**Your objective**
Copy the material below word for word, from its first line through the line that contains "heatmap-cell <box>896 438 909 456</box>", with both of those lines included.

**Provided information**
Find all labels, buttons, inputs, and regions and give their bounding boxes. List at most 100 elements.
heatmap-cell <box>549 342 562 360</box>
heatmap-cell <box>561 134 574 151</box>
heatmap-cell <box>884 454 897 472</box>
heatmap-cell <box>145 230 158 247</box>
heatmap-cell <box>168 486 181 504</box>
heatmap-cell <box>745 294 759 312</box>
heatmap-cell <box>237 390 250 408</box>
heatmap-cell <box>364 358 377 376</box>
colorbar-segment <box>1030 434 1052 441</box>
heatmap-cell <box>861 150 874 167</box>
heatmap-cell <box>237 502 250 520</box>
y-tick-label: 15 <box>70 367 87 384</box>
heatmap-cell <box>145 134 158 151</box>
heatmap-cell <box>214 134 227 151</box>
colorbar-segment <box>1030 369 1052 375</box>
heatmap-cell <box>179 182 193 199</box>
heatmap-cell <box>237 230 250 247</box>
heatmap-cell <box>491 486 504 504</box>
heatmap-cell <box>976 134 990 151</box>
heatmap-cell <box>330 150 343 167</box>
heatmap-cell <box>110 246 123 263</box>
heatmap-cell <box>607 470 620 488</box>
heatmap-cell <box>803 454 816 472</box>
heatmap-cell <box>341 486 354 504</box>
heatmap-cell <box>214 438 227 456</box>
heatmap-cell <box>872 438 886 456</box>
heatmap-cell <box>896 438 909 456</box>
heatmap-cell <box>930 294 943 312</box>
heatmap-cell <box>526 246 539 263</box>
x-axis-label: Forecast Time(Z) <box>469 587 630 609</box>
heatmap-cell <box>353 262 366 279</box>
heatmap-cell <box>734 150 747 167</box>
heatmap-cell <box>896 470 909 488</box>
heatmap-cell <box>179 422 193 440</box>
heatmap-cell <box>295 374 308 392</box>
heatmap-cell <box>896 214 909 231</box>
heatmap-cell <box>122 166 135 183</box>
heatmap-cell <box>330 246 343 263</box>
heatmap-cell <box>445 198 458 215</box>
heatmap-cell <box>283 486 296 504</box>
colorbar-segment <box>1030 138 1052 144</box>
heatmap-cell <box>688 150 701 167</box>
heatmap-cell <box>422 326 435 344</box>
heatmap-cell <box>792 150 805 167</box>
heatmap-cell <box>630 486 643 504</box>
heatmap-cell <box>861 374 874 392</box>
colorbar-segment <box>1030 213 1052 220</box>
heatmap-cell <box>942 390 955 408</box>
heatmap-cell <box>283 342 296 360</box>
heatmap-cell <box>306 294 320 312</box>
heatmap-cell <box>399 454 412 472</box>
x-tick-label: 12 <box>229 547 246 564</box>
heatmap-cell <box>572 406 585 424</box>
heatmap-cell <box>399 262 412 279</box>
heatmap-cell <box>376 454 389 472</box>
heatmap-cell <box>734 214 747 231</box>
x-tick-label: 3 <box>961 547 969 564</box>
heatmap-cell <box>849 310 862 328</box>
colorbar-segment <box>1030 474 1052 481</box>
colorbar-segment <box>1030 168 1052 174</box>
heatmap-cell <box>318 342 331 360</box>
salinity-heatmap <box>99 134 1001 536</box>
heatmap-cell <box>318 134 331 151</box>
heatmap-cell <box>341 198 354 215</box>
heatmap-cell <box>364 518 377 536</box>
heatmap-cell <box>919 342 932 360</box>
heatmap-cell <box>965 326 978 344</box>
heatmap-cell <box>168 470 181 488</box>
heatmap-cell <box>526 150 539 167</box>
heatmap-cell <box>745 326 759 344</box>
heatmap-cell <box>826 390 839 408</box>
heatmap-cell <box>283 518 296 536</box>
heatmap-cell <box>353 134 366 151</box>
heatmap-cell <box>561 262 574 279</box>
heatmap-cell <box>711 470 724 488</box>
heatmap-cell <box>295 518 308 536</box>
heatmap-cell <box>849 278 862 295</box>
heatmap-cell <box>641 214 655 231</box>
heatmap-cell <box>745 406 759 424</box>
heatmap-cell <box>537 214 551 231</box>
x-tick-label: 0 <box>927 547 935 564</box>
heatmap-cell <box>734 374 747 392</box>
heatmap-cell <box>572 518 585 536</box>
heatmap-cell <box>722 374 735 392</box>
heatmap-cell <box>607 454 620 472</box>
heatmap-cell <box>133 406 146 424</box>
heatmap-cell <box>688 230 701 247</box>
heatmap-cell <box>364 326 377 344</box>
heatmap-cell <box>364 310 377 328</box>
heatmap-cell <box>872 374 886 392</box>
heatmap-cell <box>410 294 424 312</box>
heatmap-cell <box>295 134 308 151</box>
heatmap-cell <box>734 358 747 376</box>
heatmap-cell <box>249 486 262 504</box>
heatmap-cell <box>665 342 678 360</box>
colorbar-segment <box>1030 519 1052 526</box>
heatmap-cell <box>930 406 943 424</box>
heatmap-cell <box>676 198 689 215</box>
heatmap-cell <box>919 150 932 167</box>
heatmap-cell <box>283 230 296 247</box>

**Task result**
Find all labels, buttons, inputs, and regions and give their bounding boxes. List at most 100 elements.
heatmap-cell <box>549 342 562 360</box>
heatmap-cell <box>561 134 574 151</box>
heatmap-cell <box>884 454 897 472</box>
heatmap-cell <box>145 230 158 247</box>
heatmap-cell <box>168 486 181 504</box>
heatmap-cell <box>745 294 759 312</box>
heatmap-cell <box>237 390 250 408</box>
heatmap-cell <box>364 358 377 376</box>
colorbar-segment <box>1030 434 1052 441</box>
heatmap-cell <box>861 150 874 167</box>
heatmap-cell <box>237 502 250 520</box>
y-tick-label: 15 <box>70 367 87 384</box>
heatmap-cell <box>145 134 158 151</box>
heatmap-cell <box>214 134 227 151</box>
colorbar-segment <box>1030 369 1052 375</box>
heatmap-cell <box>179 182 193 199</box>
heatmap-cell <box>237 230 250 247</box>
heatmap-cell <box>491 486 504 504</box>
heatmap-cell <box>976 134 990 151</box>
heatmap-cell <box>330 150 343 167</box>
heatmap-cell <box>110 246 123 263</box>
heatmap-cell <box>607 470 620 488</box>
heatmap-cell <box>803 454 816 472</box>
heatmap-cell <box>341 486 354 504</box>
heatmap-cell <box>214 438 227 456</box>
heatmap-cell <box>872 438 886 456</box>
heatmap-cell <box>896 438 909 456</box>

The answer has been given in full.